TASK TO CARRY OUT:
Lines containing the string "color" are to be counted; report the total by itself.

[DATA IN THIS EXERCISE start]

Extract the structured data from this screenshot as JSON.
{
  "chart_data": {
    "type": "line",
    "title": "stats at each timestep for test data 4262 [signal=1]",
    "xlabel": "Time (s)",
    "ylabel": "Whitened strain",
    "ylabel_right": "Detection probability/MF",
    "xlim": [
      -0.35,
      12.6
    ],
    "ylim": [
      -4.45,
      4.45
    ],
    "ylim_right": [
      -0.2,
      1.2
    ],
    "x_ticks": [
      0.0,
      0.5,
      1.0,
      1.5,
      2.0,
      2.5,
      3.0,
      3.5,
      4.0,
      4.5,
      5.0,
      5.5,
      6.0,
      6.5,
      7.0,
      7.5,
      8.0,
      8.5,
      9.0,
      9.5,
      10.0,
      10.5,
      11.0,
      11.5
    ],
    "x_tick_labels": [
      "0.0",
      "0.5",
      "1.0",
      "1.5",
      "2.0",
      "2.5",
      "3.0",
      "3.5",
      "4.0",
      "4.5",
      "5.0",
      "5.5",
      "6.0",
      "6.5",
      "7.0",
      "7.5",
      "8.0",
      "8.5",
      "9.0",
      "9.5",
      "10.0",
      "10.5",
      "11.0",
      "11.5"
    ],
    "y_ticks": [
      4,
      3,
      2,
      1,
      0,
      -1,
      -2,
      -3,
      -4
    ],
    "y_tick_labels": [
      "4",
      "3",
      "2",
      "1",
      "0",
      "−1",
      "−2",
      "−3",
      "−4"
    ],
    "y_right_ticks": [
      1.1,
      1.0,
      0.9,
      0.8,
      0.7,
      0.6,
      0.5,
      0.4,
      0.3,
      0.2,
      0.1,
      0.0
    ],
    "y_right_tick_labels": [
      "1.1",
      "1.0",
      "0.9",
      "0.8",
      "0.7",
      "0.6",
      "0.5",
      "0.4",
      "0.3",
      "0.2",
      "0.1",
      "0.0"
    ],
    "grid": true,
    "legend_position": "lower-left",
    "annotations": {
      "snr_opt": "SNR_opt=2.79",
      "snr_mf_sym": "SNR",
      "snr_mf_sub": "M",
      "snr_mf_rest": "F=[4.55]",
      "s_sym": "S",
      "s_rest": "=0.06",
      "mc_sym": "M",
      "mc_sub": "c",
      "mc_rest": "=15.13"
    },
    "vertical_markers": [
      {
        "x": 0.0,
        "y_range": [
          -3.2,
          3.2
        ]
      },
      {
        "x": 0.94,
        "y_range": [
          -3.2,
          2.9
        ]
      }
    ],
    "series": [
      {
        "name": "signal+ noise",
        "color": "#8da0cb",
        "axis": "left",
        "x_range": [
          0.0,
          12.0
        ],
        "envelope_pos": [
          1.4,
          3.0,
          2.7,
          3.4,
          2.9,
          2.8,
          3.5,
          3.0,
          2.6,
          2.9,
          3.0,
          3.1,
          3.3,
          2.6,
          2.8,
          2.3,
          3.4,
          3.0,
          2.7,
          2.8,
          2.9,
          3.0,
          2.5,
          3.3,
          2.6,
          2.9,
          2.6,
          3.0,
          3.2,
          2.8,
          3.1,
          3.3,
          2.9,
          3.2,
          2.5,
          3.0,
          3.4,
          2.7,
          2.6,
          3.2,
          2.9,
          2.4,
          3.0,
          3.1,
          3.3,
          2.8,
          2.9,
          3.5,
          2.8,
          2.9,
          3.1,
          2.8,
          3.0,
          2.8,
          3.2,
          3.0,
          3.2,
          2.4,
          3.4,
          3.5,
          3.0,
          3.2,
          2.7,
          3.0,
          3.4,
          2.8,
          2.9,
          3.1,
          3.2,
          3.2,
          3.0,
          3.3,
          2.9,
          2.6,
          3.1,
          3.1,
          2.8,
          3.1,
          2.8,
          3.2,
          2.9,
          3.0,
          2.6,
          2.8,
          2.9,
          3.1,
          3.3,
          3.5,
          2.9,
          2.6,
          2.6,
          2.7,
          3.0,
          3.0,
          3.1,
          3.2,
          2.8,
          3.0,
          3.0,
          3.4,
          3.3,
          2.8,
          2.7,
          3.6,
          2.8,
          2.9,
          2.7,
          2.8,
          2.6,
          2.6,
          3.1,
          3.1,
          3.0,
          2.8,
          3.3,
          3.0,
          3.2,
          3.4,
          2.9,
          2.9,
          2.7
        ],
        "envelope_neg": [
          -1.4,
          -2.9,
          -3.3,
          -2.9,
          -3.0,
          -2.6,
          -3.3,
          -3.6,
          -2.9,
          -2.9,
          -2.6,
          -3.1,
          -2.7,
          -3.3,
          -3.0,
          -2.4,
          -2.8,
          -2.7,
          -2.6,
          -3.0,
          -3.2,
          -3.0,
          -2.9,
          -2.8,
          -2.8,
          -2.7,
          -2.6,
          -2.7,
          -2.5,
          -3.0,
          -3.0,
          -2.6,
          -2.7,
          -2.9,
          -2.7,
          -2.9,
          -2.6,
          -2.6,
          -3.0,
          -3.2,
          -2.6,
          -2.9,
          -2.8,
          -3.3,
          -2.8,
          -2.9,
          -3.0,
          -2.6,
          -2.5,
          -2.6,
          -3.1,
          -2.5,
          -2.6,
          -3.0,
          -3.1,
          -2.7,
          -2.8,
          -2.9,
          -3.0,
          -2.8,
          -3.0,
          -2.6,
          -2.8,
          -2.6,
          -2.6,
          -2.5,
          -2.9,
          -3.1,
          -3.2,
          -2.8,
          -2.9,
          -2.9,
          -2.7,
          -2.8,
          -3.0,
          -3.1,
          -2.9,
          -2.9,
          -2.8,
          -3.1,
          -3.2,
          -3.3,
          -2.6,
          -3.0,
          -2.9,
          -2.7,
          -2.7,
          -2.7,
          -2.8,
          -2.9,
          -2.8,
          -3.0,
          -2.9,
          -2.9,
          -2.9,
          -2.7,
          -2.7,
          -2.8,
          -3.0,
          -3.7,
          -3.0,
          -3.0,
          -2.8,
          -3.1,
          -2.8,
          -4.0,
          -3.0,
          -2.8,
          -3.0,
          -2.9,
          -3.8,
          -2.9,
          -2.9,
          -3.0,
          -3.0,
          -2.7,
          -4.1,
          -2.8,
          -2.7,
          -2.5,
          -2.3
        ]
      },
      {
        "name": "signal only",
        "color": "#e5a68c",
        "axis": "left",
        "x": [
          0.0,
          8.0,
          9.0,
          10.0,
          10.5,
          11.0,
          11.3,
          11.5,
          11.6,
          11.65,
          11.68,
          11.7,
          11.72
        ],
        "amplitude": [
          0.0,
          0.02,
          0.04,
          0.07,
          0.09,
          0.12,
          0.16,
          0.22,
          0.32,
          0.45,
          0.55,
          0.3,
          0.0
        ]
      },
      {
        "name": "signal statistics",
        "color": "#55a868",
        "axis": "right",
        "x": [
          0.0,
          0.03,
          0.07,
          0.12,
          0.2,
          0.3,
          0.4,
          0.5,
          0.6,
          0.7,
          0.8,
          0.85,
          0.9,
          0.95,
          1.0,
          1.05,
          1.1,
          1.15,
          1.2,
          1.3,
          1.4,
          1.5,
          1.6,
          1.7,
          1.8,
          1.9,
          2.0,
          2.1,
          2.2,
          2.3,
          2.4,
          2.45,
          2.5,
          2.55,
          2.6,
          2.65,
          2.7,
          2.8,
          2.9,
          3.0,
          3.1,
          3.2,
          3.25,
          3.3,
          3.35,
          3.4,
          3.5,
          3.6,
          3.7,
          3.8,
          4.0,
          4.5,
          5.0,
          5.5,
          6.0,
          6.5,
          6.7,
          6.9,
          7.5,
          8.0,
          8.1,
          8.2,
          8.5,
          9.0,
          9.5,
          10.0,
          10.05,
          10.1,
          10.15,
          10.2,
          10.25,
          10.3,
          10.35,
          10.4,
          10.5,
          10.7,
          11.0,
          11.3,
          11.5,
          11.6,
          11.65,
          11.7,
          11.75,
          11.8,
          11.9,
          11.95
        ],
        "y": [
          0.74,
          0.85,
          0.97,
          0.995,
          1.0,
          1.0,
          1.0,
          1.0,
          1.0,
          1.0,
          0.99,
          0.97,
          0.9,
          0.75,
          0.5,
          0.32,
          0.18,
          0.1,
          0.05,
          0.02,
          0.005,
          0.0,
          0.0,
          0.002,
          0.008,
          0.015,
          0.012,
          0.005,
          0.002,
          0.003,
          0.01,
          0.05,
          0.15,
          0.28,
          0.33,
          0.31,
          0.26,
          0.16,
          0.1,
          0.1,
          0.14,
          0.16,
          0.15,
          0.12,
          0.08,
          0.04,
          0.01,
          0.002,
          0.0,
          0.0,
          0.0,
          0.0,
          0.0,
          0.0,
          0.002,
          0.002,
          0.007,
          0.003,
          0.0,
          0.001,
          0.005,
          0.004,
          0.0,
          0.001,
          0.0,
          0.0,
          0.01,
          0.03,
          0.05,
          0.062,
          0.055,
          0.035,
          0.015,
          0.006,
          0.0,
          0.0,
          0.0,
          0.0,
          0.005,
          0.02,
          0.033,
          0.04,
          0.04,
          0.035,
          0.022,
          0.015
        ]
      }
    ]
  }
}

[DATA IN THIS EXERCISE end]

SOLUTION:
3